*Items from a figure collection:*
START

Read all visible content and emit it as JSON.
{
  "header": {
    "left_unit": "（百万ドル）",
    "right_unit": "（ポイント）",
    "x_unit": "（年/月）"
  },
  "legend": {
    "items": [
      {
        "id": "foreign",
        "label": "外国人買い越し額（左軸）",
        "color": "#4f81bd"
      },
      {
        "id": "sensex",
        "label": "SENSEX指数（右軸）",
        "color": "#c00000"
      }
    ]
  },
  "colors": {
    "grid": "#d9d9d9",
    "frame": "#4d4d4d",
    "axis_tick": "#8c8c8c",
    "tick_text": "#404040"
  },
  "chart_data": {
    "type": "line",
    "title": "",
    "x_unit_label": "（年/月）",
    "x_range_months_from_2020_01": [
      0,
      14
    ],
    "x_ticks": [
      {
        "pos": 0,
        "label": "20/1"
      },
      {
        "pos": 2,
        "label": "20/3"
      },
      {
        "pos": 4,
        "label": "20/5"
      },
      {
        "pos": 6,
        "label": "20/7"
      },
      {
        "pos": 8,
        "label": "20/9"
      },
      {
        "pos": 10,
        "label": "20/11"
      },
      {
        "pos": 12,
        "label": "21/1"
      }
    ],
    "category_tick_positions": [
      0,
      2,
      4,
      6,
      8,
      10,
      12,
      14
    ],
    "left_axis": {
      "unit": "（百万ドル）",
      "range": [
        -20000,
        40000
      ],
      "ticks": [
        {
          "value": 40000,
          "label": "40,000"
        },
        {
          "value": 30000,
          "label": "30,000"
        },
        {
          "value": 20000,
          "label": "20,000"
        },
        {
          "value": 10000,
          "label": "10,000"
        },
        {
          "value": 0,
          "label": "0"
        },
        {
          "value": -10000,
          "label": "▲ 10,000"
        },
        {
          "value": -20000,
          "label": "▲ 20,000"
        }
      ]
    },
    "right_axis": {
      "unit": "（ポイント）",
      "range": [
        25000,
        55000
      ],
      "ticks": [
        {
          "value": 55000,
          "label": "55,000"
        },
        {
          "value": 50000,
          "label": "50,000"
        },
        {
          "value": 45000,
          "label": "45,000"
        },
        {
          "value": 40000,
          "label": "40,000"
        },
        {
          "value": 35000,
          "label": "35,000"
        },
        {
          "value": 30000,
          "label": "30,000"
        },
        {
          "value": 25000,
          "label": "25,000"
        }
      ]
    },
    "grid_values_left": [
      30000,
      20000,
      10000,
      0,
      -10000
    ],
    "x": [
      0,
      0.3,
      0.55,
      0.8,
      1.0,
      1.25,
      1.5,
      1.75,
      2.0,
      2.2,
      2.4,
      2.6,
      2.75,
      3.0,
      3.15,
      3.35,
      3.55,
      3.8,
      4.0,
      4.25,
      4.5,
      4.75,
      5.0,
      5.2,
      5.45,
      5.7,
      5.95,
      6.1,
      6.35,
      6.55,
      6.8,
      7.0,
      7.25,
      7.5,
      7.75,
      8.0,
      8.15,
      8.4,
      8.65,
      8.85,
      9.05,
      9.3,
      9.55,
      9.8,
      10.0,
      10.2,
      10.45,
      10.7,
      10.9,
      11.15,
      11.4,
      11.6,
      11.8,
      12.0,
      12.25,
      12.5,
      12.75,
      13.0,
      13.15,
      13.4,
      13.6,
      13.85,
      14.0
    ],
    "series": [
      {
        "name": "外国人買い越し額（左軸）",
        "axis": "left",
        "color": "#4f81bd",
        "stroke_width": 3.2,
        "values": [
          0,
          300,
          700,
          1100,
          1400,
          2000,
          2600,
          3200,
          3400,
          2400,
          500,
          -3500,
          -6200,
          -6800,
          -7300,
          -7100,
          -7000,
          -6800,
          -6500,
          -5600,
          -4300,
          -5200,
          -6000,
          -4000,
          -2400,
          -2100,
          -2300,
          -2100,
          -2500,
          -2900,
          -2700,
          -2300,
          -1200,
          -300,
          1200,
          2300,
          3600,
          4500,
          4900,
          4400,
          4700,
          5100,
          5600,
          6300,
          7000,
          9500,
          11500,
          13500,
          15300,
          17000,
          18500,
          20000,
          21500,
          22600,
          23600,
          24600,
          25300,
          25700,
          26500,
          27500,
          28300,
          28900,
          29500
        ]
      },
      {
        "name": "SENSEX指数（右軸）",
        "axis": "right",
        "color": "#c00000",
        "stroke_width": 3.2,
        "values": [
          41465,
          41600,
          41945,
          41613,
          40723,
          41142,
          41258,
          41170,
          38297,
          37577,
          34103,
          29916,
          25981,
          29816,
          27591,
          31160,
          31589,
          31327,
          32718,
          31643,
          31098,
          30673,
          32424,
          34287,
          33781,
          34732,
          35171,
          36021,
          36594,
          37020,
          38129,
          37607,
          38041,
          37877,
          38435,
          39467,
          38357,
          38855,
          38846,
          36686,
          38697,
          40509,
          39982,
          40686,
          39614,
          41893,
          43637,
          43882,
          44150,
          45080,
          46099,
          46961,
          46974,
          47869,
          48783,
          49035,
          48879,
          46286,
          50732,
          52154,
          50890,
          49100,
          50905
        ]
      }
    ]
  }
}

END

*EXERCISE DESCRIPTION:*
Reproduce the records word for word.

*WRITTEN SOLUTION:*
Read all visible content and emit it as JSON.
{
  "header": {
    "left_unit": "（百万ドル）",
    "right_unit": "（ポイント）",
    "x_unit": "（年/月）"
  },
  "legend": {
    "items": [
      {
        "id": "foreign",
        "label": "外国人買い越し額（左軸）",
        "color": "#4f81bd"
      },
      {
        "id": "sensex",
        "label": "SENSEX指数（右軸）",
        "color": "#c00000"
      }
    ]
  },
  "colors": {
    "grid": "#d9d9d9",
    "frame": "#4d4d4d",
    "axis_tick": "#8c8c8c",
    "tick_text": "#404040"
  },
  "chart_data": {
    "type": "line",
    "title": "",
    "x_unit_label": "（年/月）",
    "x_range_months_from_2020_01": [
      0,
      14
    ],
    "x_ticks": [
      {
        "pos": 0,
        "label": "20/1"
      },
      {
        "pos": 2,
        "label": "20/3"
      },
      {
        "pos": 4,
        "label": "20/5"
      },
      {
        "pos": 6,
        "label": "20/7"
      },
      {
        "pos": 8,
        "label": "20/9"
      },
      {
        "pos": 10,
        "label": "20/11"
      },
      {
        "pos": 12,
        "label": "21/1"
      }
    ],
    "category_tick_positions": [
      0,
      2,
      4,
      6,
      8,
      10,
      12,
      14
    ],
    "left_axis": {
      "unit": "（百万ドル）",
      "range": [
        -20000,
        40000
      ],
      "ticks": [
        {
          "value": 40000,
          "label": "40,000"
        },
        {
          "value": 30000,
          "label": "30,000"
        },
        {
          "value": 20000,
          "label": "20,000"
        },
        {
          "value": 10000,
          "label": "10,000"
        },
        {
          "value": 0,
          "label": "0"
        },
        {
          "value": -10000,
          "label": "▲ 10,000"
        },
        {
          "value": -20000,
          "label": "▲ 20,000"
        }
      ]
    },
    "right_axis": {
      "unit": "（ポイント）",
      "range": [
        25000,
        55000
      ],
      "ticks": [
        {
          "value": 55000,
          "label": "55,000"
        },
        {
          "value": 50000,
          "label": "50,000"
        },
        {
          "value": 45000,
          "label": "45,000"
        },
        {
          "value": 40000,
          "label": "40,000"
        },
        {
          "value": 35000,
          "label": "35,000"
        },
        {
          "value": 30000,
          "label": "30,000"
        },
        {
          "value": 25000,
          "label": "25,000"
        }
      ]
    },
    "grid_values_left": [
      30000,
      20000,
      10000,
      0,
      -10000
    ],
    "x": [
      0,
      0.3,
      0.55,
      0.8,
      1.0,
      1.25,
      1.5,
      1.75,
      2.0,
      2.2,
      2.4,
      2.6,
      2.75,
      3.0,
      3.15,
      3.35,
      3.55,
      3.8,
      4.0,
      4.25,
      4.5,
      4.75,
      5.0,
      5.2,
      5.45,
      5.7,
      5.95,
      6.1,
      6.35,
      6.55,
      6.8,
      7.0,
      7.25,
      7.5,
      7.75,
      8.0,
      8.15,
      8.4,
      8.65,
      8.85,
      9.05,
      9.3,
      9.55,
      9.8,
      10.0,
      10.2,
      10.45,
      10.7,
      10.9,
      11.15,
      11.4,
      11.6,
      11.8,
      12.0,
      12.25,
      12.5,
      12.75,
      13.0,
      13.15,
      13.4,
      13.6,
      13.85,
      14.0
    ],
    "series": [
      {
        "name": "外国人買い越し額（左軸）",
        "axis": "left",
        "color": "#4f81bd",
        "stroke_width": 3.2,
        "values": [
          0,
          300,
          700,
          1100,
          1400,
          2000,
          2600,
          3200,
          3400,
          2400,
          500,
          -3500,
          -6200,
          -6800,
          -7300,
          -7100,
          -7000,
          -6800,
          -6500,
          -5600,
          -4300,
          -5200,
          -6000,
          -4000,
          -2400,
          -2100,
          -2300,
          -2100,
          -2500,
          -2900,
          -2700,
          -2300,
          -1200,
          -300,
          1200,
          2300,
          3600,
          4500,
          4900,
          4400,
          4700,
          5100,
          5600,
          6300,
          7000,
          9500,
          11500,
          13500,
          15300,
          17000,
          18500,
          20000,
          21500,
          22600,
          23600,
          24600,
          25300,
          25700,
          26500,
          27500,
          28300,
          28900,
          29500
        ]
      },
      {
        "name": "SENSEX指数（右軸）",
        "axis": "right",
        "color": "#c00000",
        "stroke_width": 3.2,
        "values": [
          41465,
          41600,
          41945,
          41613,
          40723,
          41142,
          41258,
          41170,
          38297,
          37577,
          34103,
          29916,
          25981,
          29816,
          27591,
          31160,
          31589,
          31327,
          32718,
          31643,
          31098,
          30673,
          32424,
          34287,
          33781,
          34732,
          35171,
          36021,
          36594,
          37020,
          38129,
          37607,
          38041,
          37877,
          38435,
          39467,
          38357,
          38855,
          38846,
          36686,
          38697,
          40509,
          39982,
          40686,
          39614,
          41893,
          43637,
          43882,
          44150,
          45080,
          46099,
          46961,
          46974,
          47869,
          48783,
          49035,
          48879,
          46286,
          50732,
          52154,
          50890,
          49100,
          50905
        ]
      }
    ]
  }
}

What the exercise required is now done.